DIRECTION:
The entries below should be output exactly as written.

** Begin STORED RECORDS **

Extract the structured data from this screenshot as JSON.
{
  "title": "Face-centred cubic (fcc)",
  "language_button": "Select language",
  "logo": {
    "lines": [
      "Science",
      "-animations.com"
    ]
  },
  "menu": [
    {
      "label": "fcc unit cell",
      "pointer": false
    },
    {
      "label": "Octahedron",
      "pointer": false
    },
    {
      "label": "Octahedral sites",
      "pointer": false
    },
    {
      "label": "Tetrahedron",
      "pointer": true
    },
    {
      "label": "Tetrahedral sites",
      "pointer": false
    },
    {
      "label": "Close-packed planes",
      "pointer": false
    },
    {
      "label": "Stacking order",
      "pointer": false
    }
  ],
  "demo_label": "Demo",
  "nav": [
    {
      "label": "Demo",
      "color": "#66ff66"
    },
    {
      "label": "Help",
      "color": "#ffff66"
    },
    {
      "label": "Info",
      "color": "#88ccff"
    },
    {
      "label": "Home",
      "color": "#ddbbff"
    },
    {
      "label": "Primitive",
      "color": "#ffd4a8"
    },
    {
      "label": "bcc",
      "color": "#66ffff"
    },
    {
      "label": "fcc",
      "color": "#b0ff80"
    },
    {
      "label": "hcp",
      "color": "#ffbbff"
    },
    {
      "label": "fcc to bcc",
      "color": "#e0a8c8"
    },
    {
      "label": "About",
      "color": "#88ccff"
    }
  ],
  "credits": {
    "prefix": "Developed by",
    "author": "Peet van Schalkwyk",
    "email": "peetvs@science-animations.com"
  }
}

** End STORED RECORDS **

TASK SOLUTION:
Extract the structured data from this screenshot as JSON.
{
  "title": "Face-centred cubic (fcc)",
  "language_button": "Select language",
  "logo": {
    "lines": [
      "Science",
      "-animations.com"
    ]
  },
  "menu": [
    {
      "label": "fcc unit cell",
      "pointer": false
    },
    {
      "label": "Octahedron",
      "pointer": false
    },
    {
      "label": "Octahedral sites",
      "pointer": false
    },
    {
      "label": "Tetrahedron",
      "pointer": true
    },
    {
      "label": "Tetrahedral sites",
      "pointer": false
    },
    {
      "label": "Close-packed planes",
      "pointer": false
    },
    {
      "label": "Stacking order",
      "pointer": false
    }
  ],
  "demo_label": "Demo",
  "nav": [
    {
      "label": "Demo",
      "color": "#66ff66"
    },
    {
      "label": "Help",
      "color": "#ffff66"
    },
    {
      "label": "Info",
      "color": "#88ccff"
    },
    {
      "label": "Home",
      "color": "#ddbbff"
    },
    {
      "label": "Primitive",
      "color": "#ffd4a8"
    },
    {
      "label": "bcc",
      "color": "#66ffff"
    },
    {
      "label": "fcc",
      "color": "#b0ff80"
    },
    {
      "label": "hcp",
      "color": "#ffbbff"
    },
    {
      "label": "fcc to bcc",
      "color": "#e0a8c8"
    },
    {
      "label": "About",
      "color": "#88ccff"
    }
  ],
  "credits": {
    "prefix": "Developed by",
    "author": "Peet van Schalkwyk",
    "email": "peetvs@science-animations.com"
  }
}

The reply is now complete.